Data items:
•••••

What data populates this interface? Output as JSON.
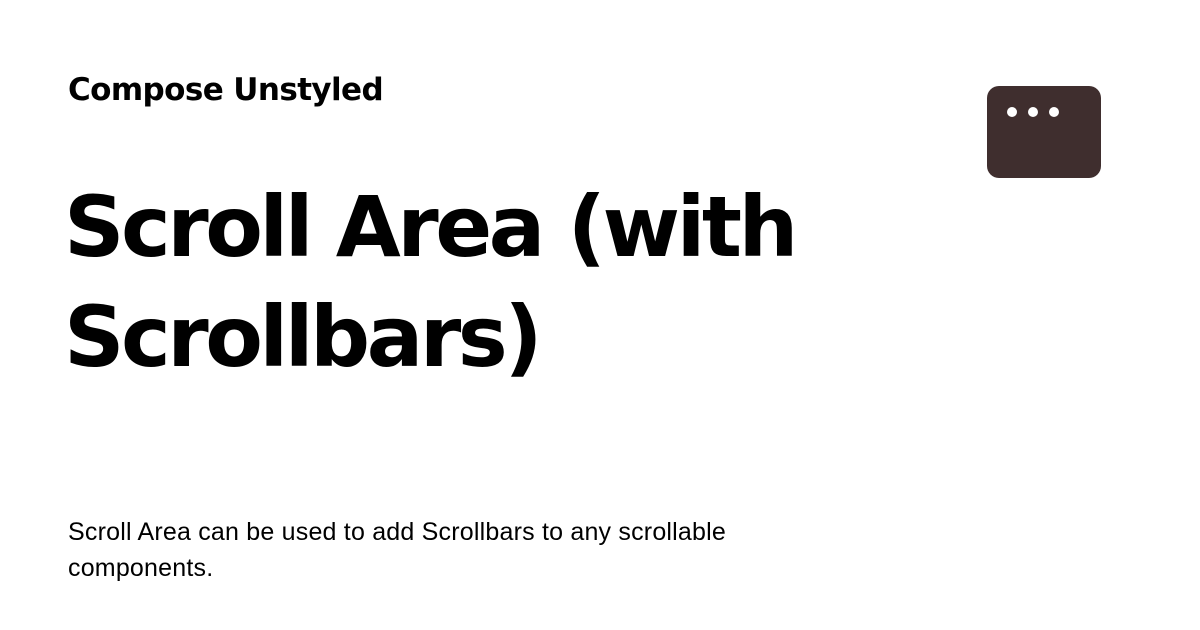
{
  "brand": {
    "name": "Compose Unstyled"
  },
  "page": {
    "title": "Scroll Area (with Scrollbars)",
    "description": "Scroll Area can be used to add Scrollbars to any scrollable components."
  },
  "icons": {
    "window": "window-icon"
  },
  "colors": {
    "background": "#ffffff",
    "text": "#000000",
    "window_icon": "#3f2e2e",
    "window_dots": "#ffffff"
  }
}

•••••

**Work to complete**
From the material above, reproduce everything verbatim except the pictures.

**Complete answer**
What data populates this interface? Output as JSON.
{
  "brand": {
    "name": "Compose Unstyled"
  },
  "page": {
    "title": "Scroll Area (with Scrollbars)",
    "description": "Scroll Area can be used to add Scrollbars to any scrollable components."
  },
  "icons": {
    "window": "window-icon"
  },
  "colors": {
    "background": "#ffffff",
    "text": "#000000",
    "window_icon": "#3f2e2e",
    "window_dots": "#ffffff"
  }
}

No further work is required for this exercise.